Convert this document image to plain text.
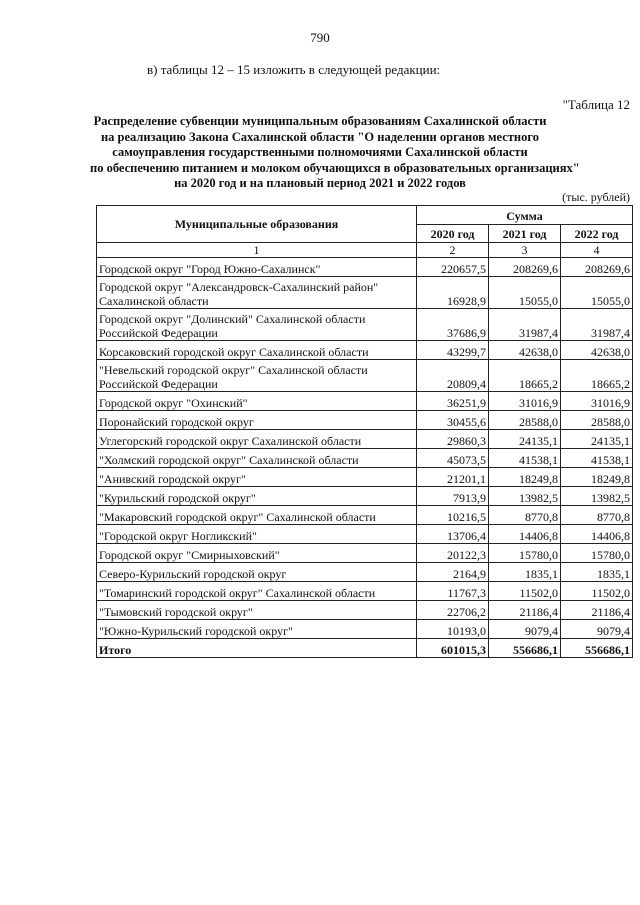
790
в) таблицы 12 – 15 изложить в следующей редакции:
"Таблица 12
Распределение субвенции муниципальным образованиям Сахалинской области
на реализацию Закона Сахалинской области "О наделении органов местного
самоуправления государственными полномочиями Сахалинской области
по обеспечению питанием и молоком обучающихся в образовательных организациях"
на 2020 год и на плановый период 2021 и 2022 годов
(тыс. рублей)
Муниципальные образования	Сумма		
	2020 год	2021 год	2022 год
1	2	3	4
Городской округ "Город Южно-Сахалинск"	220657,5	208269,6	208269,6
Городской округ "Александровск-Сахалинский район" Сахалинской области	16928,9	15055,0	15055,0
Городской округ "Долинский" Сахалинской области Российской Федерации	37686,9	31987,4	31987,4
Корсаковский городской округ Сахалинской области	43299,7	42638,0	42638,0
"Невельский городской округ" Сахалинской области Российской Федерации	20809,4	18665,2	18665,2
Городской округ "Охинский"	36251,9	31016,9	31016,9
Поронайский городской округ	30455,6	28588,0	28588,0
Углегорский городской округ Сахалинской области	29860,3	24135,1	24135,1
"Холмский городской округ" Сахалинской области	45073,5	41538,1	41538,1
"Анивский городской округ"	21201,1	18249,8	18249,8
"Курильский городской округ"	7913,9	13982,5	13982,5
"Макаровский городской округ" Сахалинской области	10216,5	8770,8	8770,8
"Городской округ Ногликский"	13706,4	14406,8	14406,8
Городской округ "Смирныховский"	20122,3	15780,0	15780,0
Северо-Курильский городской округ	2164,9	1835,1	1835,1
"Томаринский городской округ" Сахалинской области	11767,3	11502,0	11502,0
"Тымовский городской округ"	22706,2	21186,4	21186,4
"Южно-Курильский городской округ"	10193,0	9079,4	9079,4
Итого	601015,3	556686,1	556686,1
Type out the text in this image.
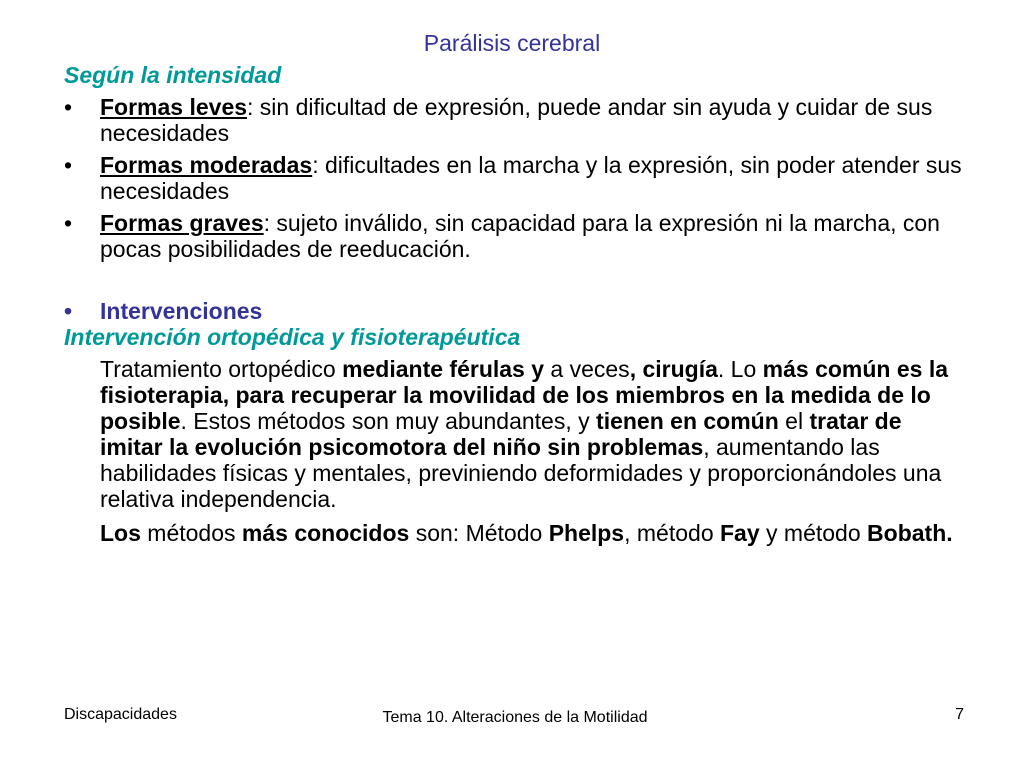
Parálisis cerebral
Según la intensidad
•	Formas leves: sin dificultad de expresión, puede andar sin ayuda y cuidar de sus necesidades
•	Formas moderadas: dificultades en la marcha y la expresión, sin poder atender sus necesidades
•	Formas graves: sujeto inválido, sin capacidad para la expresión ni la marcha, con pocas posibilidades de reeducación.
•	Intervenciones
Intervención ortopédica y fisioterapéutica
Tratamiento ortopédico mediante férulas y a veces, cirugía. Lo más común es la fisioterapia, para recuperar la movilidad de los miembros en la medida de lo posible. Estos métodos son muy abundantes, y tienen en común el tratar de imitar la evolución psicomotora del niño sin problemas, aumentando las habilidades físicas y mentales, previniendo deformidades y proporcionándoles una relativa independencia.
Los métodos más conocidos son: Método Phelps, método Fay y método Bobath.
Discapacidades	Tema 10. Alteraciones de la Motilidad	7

..............................

■ Exercise prompt
Look over the material above and show each line where "expresión" appears.

■ Answer to the task
•	Formas leves: sin dificultad de expresión, puede andar sin ayuda y cuidar de sus necesidades
•	Formas moderadas: dificultades en la marcha y la expresión, sin poder atender sus necesidades
•	Formas graves: sujeto inválido, sin capacidad para la expresión ni la marcha, con pocas posibilidades de reeducación.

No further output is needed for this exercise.